>> BEGIN

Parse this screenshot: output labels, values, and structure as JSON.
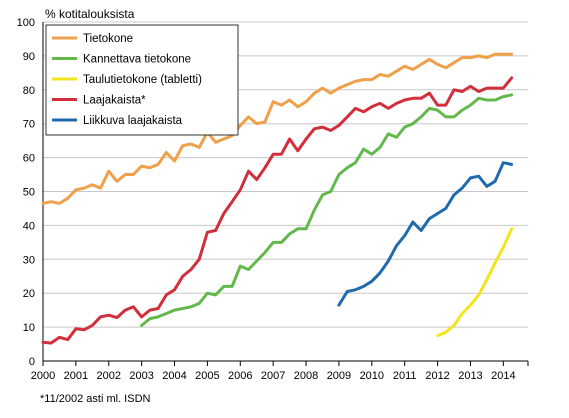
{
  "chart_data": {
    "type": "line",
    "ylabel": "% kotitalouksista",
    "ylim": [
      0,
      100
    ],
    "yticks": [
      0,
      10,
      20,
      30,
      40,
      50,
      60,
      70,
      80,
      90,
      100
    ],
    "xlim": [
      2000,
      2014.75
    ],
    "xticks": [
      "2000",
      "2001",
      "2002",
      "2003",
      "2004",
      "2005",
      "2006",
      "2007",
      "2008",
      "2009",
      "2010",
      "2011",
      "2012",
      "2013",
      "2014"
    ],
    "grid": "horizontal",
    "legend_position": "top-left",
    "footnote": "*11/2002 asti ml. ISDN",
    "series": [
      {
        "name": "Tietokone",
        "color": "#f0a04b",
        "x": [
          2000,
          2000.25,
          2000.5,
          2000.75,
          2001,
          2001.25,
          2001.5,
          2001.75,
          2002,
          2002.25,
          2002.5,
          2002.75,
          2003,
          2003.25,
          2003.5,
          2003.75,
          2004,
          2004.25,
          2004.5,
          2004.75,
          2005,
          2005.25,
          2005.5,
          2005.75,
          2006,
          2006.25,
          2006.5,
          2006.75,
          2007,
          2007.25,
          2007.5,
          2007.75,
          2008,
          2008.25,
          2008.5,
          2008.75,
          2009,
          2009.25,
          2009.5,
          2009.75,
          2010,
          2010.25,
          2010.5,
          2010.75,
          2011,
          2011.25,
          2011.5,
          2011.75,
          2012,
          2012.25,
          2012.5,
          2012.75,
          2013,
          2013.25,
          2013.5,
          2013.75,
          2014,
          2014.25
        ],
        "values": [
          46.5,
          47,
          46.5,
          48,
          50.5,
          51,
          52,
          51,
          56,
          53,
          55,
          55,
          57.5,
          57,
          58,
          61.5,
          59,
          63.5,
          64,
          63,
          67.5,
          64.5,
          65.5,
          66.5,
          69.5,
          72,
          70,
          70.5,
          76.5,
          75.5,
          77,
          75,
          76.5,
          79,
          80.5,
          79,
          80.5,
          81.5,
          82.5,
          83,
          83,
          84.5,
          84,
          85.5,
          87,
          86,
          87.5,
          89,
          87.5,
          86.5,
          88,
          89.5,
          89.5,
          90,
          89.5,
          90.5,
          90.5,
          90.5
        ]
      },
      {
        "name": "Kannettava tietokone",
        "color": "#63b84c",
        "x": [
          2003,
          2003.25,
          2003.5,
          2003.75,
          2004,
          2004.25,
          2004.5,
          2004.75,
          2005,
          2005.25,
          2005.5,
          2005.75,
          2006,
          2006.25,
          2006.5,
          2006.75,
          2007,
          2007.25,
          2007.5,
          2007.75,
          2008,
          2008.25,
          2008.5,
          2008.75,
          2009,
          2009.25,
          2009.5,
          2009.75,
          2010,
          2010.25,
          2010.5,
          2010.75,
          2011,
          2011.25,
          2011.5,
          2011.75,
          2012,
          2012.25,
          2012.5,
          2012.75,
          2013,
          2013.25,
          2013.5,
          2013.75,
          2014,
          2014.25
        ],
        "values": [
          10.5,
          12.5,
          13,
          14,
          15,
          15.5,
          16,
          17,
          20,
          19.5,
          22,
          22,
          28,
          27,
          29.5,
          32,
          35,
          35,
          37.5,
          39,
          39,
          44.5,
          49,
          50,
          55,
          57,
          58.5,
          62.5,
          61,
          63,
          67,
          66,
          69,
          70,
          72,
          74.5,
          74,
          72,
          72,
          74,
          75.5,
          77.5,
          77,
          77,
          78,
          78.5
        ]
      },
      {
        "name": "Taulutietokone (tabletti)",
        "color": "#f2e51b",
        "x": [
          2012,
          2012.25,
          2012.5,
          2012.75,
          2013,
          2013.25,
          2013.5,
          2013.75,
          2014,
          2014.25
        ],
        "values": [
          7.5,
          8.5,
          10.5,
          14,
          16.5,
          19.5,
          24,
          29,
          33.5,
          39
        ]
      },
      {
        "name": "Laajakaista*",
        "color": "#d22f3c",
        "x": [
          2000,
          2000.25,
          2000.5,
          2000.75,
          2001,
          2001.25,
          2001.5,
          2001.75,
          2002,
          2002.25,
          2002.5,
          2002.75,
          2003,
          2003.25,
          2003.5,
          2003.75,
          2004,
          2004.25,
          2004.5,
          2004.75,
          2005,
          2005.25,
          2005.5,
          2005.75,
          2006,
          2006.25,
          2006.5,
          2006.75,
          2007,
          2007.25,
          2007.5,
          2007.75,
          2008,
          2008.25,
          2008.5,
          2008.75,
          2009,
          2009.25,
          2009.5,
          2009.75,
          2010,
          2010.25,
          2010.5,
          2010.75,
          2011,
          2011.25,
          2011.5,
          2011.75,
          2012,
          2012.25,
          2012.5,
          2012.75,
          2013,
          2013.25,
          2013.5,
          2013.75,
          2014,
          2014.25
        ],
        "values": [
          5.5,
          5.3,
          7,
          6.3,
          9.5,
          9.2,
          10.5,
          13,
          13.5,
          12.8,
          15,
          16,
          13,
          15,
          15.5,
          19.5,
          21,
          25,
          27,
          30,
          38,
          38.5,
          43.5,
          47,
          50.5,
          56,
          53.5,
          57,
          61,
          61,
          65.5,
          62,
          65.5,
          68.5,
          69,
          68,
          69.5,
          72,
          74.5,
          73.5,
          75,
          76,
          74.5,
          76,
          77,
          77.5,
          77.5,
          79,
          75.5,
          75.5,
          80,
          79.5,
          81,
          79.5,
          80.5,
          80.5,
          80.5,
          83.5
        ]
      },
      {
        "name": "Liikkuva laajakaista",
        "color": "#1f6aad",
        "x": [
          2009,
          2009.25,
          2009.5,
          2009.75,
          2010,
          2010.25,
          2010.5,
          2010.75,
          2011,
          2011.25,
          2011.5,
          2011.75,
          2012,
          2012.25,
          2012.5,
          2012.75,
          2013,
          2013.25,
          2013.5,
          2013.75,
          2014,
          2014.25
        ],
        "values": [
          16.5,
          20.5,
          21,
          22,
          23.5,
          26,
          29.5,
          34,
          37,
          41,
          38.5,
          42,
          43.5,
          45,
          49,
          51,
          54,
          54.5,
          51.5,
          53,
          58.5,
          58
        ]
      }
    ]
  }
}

>> END
>> BEGIN

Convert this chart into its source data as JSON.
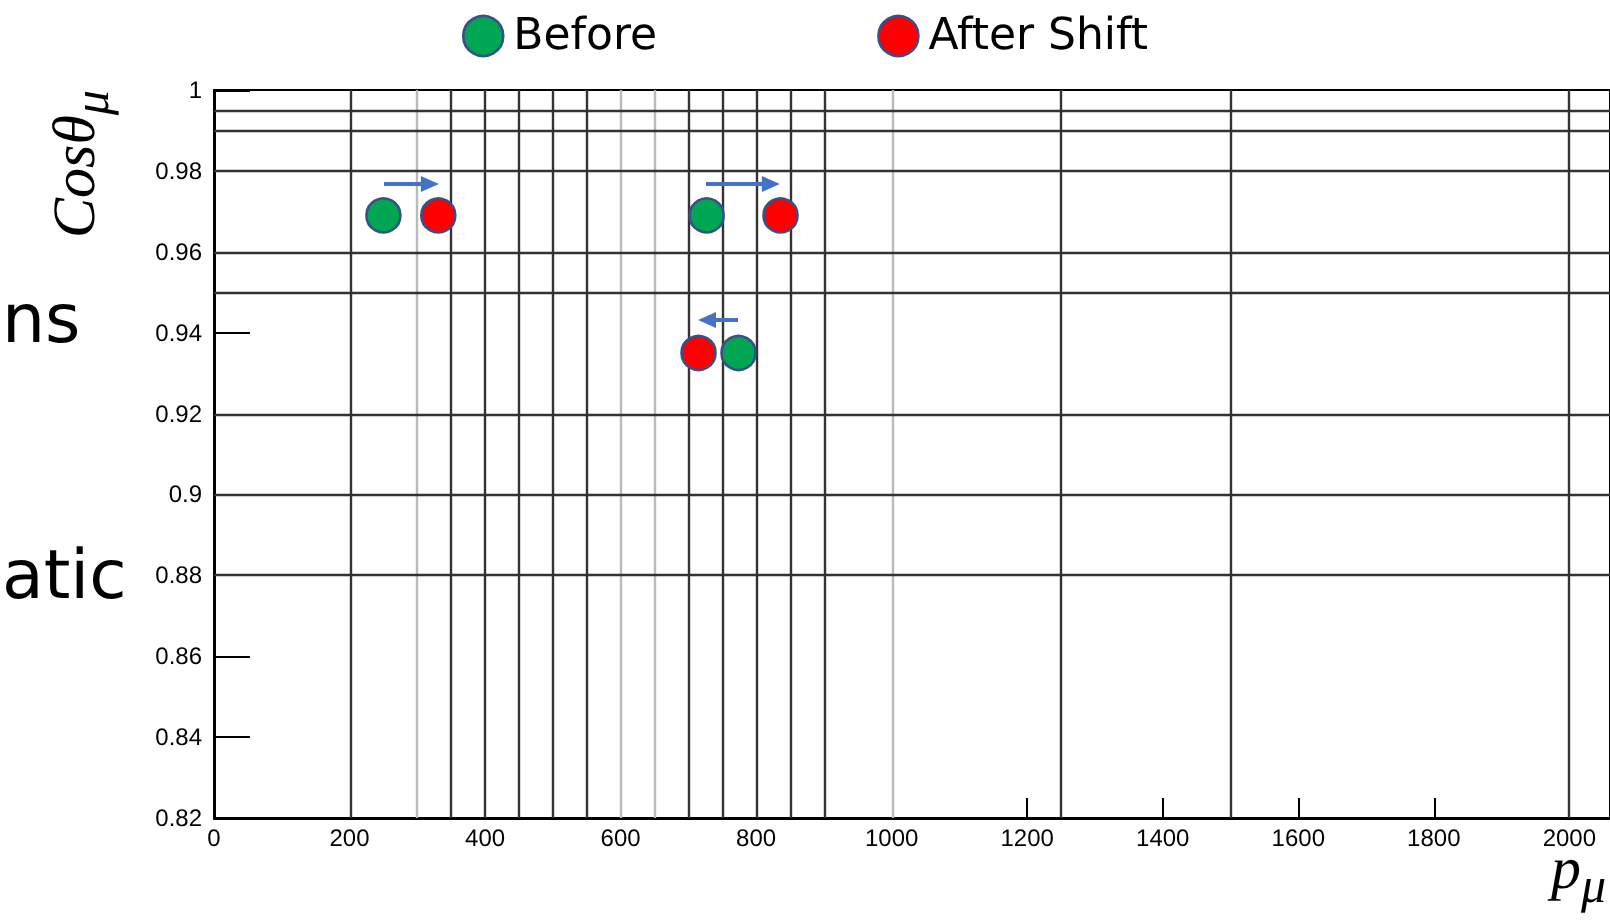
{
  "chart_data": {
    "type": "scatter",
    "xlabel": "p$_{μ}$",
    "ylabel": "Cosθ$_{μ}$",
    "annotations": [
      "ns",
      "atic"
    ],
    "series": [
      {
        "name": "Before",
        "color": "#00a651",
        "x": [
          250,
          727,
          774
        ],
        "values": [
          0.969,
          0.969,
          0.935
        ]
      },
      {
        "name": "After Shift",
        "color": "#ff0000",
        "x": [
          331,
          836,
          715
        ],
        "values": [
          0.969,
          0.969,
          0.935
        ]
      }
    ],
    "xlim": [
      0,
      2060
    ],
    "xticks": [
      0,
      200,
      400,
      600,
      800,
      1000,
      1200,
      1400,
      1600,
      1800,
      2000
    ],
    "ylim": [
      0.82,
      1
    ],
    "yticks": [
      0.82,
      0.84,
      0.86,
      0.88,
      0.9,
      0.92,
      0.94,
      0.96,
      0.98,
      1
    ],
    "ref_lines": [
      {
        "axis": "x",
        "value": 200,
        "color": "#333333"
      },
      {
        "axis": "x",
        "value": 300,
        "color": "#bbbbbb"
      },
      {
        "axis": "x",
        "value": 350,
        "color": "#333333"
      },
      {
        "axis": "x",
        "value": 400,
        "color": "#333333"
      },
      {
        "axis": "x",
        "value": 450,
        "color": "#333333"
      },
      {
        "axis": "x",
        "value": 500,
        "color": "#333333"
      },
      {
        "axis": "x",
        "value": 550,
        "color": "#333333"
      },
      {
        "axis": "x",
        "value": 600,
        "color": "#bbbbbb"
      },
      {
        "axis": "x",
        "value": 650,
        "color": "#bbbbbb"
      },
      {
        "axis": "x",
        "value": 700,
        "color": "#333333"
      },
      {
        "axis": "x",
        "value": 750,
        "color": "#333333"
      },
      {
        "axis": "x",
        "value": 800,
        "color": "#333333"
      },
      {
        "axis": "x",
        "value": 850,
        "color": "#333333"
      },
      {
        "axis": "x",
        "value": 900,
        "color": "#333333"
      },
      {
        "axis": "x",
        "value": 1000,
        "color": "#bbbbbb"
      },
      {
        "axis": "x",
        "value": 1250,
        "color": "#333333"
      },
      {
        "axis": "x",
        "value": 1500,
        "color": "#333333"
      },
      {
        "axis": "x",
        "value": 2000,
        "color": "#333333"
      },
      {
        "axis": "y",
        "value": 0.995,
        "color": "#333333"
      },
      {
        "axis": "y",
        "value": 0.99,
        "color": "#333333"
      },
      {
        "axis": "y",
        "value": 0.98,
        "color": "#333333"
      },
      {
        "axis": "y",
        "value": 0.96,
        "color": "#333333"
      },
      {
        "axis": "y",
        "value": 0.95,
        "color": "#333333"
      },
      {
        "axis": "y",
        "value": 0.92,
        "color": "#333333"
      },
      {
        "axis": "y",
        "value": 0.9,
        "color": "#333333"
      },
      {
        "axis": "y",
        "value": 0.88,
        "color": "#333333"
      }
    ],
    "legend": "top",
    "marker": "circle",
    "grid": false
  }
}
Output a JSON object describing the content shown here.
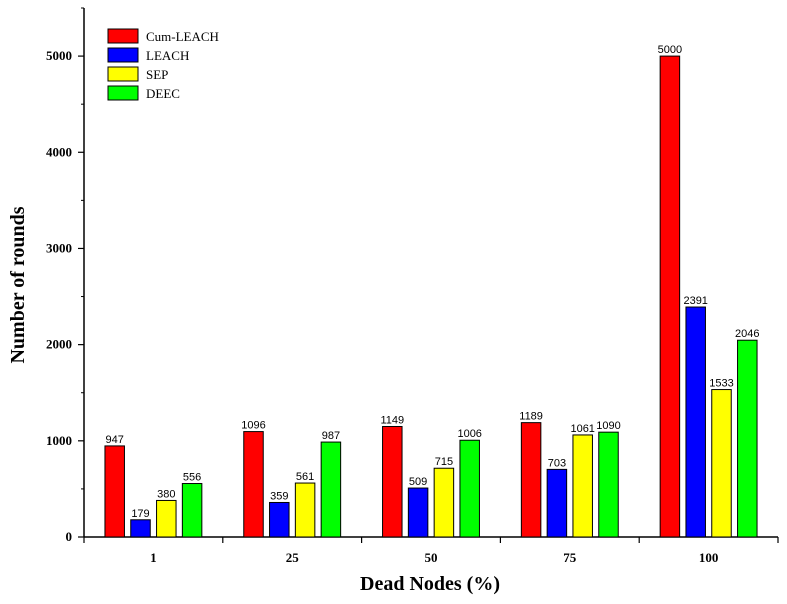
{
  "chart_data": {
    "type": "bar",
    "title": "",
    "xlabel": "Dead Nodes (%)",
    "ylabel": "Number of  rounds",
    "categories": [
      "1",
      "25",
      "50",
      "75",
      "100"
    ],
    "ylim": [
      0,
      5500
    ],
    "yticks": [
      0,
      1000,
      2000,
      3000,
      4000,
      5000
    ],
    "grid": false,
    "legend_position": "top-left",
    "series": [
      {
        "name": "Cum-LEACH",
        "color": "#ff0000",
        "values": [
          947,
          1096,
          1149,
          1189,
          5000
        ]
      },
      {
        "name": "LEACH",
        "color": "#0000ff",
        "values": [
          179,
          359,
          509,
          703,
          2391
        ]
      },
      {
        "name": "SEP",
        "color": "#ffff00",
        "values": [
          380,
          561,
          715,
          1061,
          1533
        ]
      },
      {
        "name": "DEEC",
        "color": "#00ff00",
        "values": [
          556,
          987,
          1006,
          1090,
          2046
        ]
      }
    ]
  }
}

>> END

Each line above that holds the string "ylabel" should be copied and shown.

* [ANSWER BELOW]
    "ylabel": "% kotitalouksista",
    "ylabel": "Cosθ$_{μ}$",
    "ylabel": "Number of  rounds",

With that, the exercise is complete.